-- Written request --
Can you transcribe every line exactly and leave the pictures behind?

Saved entries:
____________
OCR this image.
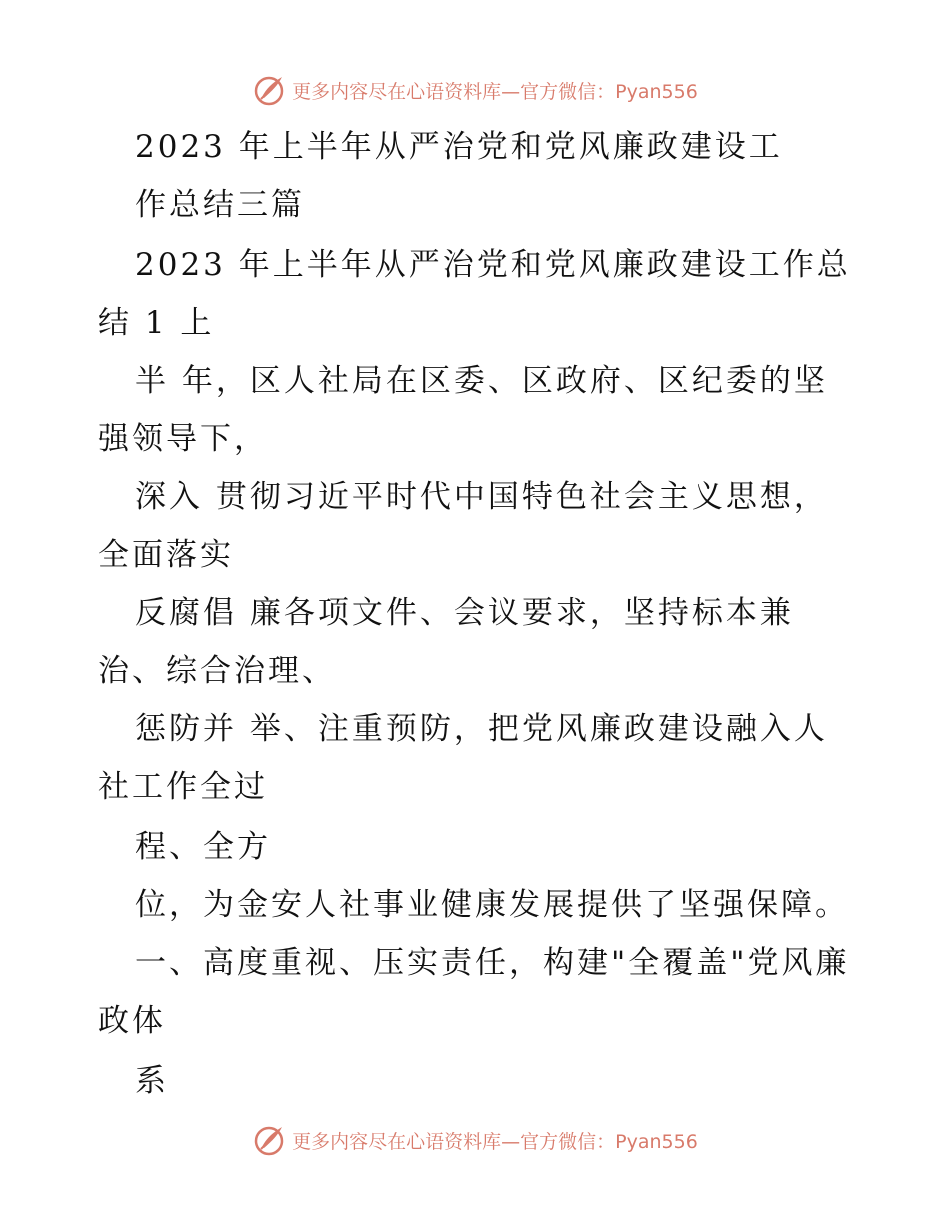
更多内容尽在心语资料库—官方微信：Pyan556
2023 年上半年从严治党和党风廉政建设工
作总结三篇
2023 年上半年从严治党和党风廉政建设工作总
结 1 上
半 年，区人社局在区委、区政府、区纪委的坚
强领导下，
深入 贯彻习近平时代中国特色社会主义思想，
全面落实
反腐倡 廉各项文件、会议要求，坚持标本兼
治、综合治理、
惩防并 举、注重预防，把党风廉政建设融入人
社工作全过
程、全方
位，为金安人社事业健康发展提供了坚强保障。
一、高度重视、压实责任，构建"全覆盖"党风廉
政体
系
更多内容尽在心语资料库—官方微信：Pyan556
____________
-- Result for this task --
OCR this image.
更多内容尽在心语资料库—官方微信：Pyan556
2023 年上半年从严治党和党风廉政建设工
作总结三篇
2023 年上半年从严治党和党风廉政建设工作总
结 1 上
半 年，区人社局在区委、区政府、区纪委的坚
强领导下，
深入 贯彻习近平时代中国特色社会主义思想，
全面落实
反腐倡 廉各项文件、会议要求，坚持标本兼
治、综合治理、
惩防并 举、注重预防，把党风廉政建设融入人
社工作全过
程、全方
位，为金安人社事业健康发展提供了坚强保障。
一、高度重视、压实责任，构建"全覆盖"党风廉
政体
系
更多内容尽在心语资料库—官方微信：Pyan556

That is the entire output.